Given instruction: Reproduce each line exactly.

Raw records
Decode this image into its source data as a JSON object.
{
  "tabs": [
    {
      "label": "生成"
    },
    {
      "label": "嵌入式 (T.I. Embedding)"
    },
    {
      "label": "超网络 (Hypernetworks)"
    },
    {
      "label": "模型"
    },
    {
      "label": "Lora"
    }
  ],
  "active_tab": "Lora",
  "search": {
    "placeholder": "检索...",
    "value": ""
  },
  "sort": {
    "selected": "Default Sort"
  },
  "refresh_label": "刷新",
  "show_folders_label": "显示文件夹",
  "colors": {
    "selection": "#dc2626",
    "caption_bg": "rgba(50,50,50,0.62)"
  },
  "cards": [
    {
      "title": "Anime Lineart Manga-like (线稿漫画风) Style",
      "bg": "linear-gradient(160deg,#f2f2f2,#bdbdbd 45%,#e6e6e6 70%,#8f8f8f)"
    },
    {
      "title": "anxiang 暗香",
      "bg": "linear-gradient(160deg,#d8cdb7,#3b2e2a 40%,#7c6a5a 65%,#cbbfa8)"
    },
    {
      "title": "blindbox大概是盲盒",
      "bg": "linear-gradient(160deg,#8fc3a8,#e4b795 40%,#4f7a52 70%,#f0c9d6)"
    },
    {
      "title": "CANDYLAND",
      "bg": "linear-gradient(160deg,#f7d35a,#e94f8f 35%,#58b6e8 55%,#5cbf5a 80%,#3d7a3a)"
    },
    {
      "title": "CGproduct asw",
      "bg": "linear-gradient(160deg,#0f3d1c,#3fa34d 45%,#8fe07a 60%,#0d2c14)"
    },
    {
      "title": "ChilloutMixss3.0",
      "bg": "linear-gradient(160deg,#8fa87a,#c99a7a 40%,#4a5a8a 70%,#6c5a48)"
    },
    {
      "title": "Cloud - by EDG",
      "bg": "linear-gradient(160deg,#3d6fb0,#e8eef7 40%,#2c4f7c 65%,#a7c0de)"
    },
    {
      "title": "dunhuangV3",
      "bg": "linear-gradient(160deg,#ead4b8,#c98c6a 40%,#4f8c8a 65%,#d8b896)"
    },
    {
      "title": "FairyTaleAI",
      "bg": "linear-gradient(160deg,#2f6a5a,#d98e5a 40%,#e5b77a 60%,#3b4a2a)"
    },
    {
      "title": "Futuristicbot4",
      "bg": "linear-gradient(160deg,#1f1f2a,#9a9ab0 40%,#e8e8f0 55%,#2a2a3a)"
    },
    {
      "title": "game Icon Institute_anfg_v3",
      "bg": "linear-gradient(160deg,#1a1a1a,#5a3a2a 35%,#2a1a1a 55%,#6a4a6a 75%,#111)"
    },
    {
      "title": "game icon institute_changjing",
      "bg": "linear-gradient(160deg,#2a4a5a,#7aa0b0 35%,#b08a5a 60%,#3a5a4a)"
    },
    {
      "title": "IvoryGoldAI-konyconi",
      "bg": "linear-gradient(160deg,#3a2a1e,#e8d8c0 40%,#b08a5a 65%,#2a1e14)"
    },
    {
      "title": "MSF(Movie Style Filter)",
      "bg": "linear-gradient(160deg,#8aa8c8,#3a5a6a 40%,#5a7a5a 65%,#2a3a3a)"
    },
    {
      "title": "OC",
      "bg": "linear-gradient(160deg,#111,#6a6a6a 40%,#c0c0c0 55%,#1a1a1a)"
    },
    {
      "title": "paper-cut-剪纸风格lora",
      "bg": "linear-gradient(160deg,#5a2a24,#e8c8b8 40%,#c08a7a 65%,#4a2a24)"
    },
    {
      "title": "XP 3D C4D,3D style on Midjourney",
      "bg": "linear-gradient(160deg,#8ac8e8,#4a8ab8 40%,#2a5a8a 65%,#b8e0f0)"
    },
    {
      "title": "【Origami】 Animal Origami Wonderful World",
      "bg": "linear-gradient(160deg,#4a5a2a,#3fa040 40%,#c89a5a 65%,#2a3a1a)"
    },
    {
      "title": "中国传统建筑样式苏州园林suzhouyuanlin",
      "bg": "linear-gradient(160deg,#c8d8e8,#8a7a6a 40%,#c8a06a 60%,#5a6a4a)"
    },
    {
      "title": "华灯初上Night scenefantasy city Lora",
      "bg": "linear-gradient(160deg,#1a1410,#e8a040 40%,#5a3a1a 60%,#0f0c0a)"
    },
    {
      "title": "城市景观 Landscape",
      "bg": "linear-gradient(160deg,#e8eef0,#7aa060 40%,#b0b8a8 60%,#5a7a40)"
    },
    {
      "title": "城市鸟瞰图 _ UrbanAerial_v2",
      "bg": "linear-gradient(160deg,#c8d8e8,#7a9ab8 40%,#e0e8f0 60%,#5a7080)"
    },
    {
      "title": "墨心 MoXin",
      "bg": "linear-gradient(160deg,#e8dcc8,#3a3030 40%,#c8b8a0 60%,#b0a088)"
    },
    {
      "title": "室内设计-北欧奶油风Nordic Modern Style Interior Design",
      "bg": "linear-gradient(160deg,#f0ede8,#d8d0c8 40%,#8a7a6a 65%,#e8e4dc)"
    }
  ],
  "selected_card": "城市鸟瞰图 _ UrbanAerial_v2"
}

Completed exercise:
Decode this image into its source data as a JSON object.
{
  "tabs": [
    {
      "label": "生成"
    },
    {
      "label": "嵌入式 (T.I. Embedding)"
    },
    {
      "label": "超网络 (Hypernetworks)"
    },
    {
      "label": "模型"
    },
    {
      "label": "Lora"
    }
  ],
  "active_tab": "Lora",
  "search": {
    "placeholder": "检索...",
    "value": ""
  },
  "sort": {
    "selected": "Default Sort"
  },
  "refresh_label": "刷新",
  "show_folders_label": "显示文件夹",
  "colors": {
    "selection": "#dc2626",
    "caption_bg": "rgba(50,50,50,0.62)"
  },
  "cards": [
    {
      "title": "Anime Lineart Manga-like (线稿漫画风) Style",
      "bg": "linear-gradient(160deg,#f2f2f2,#bdbdbd 45%,#e6e6e6 70%,#8f8f8f)"
    },
    {
      "title": "anxiang 暗香",
      "bg": "linear-gradient(160deg,#d8cdb7,#3b2e2a 40%,#7c6a5a 65%,#cbbfa8)"
    },
    {
      "title": "blindbox大概是盲盒",
      "bg": "linear-gradient(160deg,#8fc3a8,#e4b795 40%,#4f7a52 70%,#f0c9d6)"
    },
    {
      "title": "CANDYLAND",
      "bg": "linear-gradient(160deg,#f7d35a,#e94f8f 35%,#58b6e8 55%,#5cbf5a 80%,#3d7a3a)"
    },
    {
      "title": "CGproduct asw",
      "bg": "linear-gradient(160deg,#0f3d1c,#3fa34d 45%,#8fe07a 60%,#0d2c14)"
    },
    {
      "title": "ChilloutMixss3.0",
      "bg": "linear-gradient(160deg,#8fa87a,#c99a7a 40%,#4a5a8a 70%,#6c5a48)"
    },
    {
      "title": "Cloud - by EDG",
      "bg": "linear-gradient(160deg,#3d6fb0,#e8eef7 40%,#2c4f7c 65%,#a7c0de)"
    },
    {
      "title": "dunhuangV3",
      "bg": "linear-gradient(160deg,#ead4b8,#c98c6a 40%,#4f8c8a 65%,#d8b896)"
    },
    {
      "title": "FairyTaleAI",
      "bg": "linear-gradient(160deg,#2f6a5a,#d98e5a 40%,#e5b77a 60%,#3b4a2a)"
    },
    {
      "title": "Futuristicbot4",
      "bg": "linear-gradient(160deg,#1f1f2a,#9a9ab0 40%,#e8e8f0 55%,#2a2a3a)"
    },
    {
      "title": "game Icon Institute_anfg_v3",
      "bg": "linear-gradient(160deg,#1a1a1a,#5a3a2a 35%,#2a1a1a 55%,#6a4a6a 75%,#111)"
    },
    {
      "title": "game icon institute_changjing",
      "bg": "linear-gradient(160deg,#2a4a5a,#7aa0b0 35%,#b08a5a 60%,#3a5a4a)"
    },
    {
      "title": "IvoryGoldAI-konyconi",
      "bg": "linear-gradient(160deg,#3a2a1e,#e8d8c0 40%,#b08a5a 65%,#2a1e14)"
    },
    {
      "title": "MSF(Movie Style Filter)",
      "bg": "linear-gradient(160deg,#8aa8c8,#3a5a6a 40%,#5a7a5a 65%,#2a3a3a)"
    },
    {
      "title": "OC",
      "bg": "linear-gradient(160deg,#111,#6a6a6a 40%,#c0c0c0 55%,#1a1a1a)"
    },
    {
      "title": "paper-cut-剪纸风格lora",
      "bg": "linear-gradient(160deg,#5a2a24,#e8c8b8 40%,#c08a7a 65%,#4a2a24)"
    },
    {
      "title": "XP 3D C4D,3D style on Midjourney",
      "bg": "linear-gradient(160deg,#8ac8e8,#4a8ab8 40%,#2a5a8a 65%,#b8e0f0)"
    },
    {
      "title": "【Origami】 Animal Origami Wonderful World",
      "bg": "linear-gradient(160deg,#4a5a2a,#3fa040 40%,#c89a5a 65%,#2a3a1a)"
    },
    {
      "title": "中国传统建筑样式苏州园林suzhouyuanlin",
      "bg": "linear-gradient(160deg,#c8d8e8,#8a7a6a 40%,#c8a06a 60%,#5a6a4a)"
    },
    {
      "title": "华灯初上Night scenefantasy city Lora",
      "bg": "linear-gradient(160deg,#1a1410,#e8a040 40%,#5a3a1a 60%,#0f0c0a)"
    },
    {
      "title": "城市景观 Landscape",
      "bg": "linear-gradient(160deg,#e8eef0,#7aa060 40%,#b0b8a8 60%,#5a7a40)"
    },
    {
      "title": "城市鸟瞰图 _ UrbanAerial_v2",
      "bg": "linear-gradient(160deg,#c8d8e8,#7a9ab8 40%,#e0e8f0 60%,#5a7080)"
    },
    {
      "title": "墨心 MoXin",
      "bg": "linear-gradient(160deg,#e8dcc8,#3a3030 40%,#c8b8a0 60%,#b0a088)"
    },
    {
      "title": "室内设计-北欧奶油风Nordic Modern Style Interior Design",
      "bg": "linear-gradient(160deg,#f0ede8,#d8d0c8 40%,#8a7a6a 65%,#e8e4dc)"
    }
  ],
  "selected_card": "城市鸟瞰图 _ UrbanAerial_v2"
}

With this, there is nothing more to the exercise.